[Figure collection entries]
* start *

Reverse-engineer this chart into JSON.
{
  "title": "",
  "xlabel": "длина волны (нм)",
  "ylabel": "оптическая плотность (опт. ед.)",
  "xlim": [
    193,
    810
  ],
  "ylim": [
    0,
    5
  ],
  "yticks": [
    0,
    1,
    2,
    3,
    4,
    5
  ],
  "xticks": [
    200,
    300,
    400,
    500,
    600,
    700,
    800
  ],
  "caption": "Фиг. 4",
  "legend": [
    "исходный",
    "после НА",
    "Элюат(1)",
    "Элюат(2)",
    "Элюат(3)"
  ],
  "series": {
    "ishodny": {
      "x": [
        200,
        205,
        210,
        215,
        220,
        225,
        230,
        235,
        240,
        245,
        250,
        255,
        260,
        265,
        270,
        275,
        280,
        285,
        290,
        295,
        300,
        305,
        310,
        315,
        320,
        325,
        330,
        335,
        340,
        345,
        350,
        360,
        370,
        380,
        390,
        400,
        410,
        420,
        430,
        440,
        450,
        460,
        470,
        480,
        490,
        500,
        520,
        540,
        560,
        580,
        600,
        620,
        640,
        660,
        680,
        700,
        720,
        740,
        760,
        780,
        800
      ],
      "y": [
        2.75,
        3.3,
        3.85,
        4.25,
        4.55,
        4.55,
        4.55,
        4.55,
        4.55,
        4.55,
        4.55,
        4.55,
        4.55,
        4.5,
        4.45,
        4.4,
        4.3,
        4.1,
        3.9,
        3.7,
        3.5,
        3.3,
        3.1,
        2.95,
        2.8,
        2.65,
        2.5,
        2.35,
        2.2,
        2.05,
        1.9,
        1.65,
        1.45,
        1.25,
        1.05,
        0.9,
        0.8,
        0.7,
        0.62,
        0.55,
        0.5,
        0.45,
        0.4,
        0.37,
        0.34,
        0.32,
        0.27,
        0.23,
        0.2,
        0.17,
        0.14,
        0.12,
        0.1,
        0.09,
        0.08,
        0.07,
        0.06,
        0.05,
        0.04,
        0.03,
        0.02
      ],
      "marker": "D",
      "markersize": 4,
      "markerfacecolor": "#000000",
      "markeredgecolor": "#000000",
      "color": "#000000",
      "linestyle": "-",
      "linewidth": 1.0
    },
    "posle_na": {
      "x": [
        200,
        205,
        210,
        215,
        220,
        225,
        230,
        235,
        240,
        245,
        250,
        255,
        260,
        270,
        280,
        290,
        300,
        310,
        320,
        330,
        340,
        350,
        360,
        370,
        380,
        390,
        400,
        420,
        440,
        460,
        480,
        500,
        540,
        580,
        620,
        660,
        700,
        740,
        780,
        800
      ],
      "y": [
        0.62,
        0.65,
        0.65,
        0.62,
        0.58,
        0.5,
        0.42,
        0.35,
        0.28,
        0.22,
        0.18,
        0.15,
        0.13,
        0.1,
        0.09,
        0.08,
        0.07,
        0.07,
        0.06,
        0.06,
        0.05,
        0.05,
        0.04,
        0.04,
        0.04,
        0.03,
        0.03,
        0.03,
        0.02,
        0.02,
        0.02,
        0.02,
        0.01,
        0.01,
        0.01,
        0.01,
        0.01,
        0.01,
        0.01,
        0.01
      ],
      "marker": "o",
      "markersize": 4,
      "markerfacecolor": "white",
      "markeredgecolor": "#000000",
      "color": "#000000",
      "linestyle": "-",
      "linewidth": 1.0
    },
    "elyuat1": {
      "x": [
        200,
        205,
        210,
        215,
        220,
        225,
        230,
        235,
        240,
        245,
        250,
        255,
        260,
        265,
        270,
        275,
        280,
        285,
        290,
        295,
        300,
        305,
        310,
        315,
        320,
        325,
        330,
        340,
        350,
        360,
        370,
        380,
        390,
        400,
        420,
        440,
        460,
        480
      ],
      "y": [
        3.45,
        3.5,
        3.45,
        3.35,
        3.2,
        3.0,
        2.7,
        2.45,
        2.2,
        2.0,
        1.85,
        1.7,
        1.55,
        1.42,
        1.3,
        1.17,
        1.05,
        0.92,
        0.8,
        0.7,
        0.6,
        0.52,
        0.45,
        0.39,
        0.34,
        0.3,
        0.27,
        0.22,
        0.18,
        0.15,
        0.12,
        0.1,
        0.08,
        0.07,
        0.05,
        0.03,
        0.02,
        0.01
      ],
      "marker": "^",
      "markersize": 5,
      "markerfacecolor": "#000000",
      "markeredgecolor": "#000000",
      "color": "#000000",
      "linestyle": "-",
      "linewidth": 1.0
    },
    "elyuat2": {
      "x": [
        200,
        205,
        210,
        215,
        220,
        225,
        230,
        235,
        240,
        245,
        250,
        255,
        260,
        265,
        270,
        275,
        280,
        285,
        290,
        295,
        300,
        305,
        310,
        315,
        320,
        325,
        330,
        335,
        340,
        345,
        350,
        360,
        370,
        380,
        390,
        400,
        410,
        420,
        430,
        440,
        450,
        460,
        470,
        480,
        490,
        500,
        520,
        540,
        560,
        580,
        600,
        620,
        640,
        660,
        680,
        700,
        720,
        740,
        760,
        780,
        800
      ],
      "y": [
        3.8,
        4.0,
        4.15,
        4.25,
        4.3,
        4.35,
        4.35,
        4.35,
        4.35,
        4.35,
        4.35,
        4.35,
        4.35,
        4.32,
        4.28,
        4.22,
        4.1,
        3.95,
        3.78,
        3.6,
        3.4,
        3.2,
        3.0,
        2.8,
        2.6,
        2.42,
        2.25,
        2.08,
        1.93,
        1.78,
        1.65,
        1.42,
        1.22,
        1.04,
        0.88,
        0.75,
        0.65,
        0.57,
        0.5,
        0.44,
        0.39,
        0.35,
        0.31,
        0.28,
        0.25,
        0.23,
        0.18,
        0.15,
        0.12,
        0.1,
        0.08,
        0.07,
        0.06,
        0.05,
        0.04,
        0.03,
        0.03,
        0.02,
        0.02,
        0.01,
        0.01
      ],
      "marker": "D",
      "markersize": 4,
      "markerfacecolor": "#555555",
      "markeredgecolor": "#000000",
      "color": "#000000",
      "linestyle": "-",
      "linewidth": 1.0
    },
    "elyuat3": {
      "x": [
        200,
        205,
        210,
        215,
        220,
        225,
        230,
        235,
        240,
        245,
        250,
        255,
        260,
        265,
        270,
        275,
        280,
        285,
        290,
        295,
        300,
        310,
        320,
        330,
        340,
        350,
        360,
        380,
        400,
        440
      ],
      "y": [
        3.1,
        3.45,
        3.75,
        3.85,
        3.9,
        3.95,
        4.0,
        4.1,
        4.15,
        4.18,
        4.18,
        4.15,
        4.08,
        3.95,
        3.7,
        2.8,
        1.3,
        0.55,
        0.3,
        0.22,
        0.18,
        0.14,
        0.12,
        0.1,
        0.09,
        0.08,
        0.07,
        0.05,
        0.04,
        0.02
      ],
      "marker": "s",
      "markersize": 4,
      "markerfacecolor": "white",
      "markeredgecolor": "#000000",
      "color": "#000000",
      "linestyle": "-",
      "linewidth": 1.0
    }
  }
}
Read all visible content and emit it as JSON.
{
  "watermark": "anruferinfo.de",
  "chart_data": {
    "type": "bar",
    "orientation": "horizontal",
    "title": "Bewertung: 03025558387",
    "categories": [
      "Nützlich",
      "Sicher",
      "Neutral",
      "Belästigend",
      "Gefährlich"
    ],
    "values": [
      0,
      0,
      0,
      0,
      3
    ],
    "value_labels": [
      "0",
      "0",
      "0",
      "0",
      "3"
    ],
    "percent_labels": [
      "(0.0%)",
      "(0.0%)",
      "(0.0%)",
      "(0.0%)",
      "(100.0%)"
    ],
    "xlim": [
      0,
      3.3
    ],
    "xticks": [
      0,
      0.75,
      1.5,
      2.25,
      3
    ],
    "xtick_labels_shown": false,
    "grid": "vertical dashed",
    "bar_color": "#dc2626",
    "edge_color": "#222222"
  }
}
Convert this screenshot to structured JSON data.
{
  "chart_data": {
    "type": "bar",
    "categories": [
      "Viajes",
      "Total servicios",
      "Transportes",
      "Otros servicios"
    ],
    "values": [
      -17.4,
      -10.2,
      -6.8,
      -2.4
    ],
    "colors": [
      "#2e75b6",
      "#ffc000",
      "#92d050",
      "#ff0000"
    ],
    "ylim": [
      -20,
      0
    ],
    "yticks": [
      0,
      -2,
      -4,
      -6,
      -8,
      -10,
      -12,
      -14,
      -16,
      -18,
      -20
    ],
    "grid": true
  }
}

* end *

OBJECTIVE: From the line containing "Convert this screenshot" down to the last line, reproduce the records exactly. Include both ends.

ANSWER BELOW:
Convert this screenshot to structured JSON data.
{
  "chart_data": {
    "type": "bar",
    "categories": [
      "Viajes",
      "Total servicios",
      "Transportes",
      "Otros servicios"
    ],
    "values": [
      -17.4,
      -10.2,
      -6.8,
      -2.4
    ],
    "colors": [
      "#2e75b6",
      "#ffc000",
      "#92d050",
      "#ff0000"
    ],
    "ylim": [
      -20,
      0
    ],
    "yticks": [
      0,
      -2,
      -4,
      -6,
      -8,
      -10,
      -12,
      -14,
      -16,
      -18,
      -20
    ],
    "grid": true
  }
}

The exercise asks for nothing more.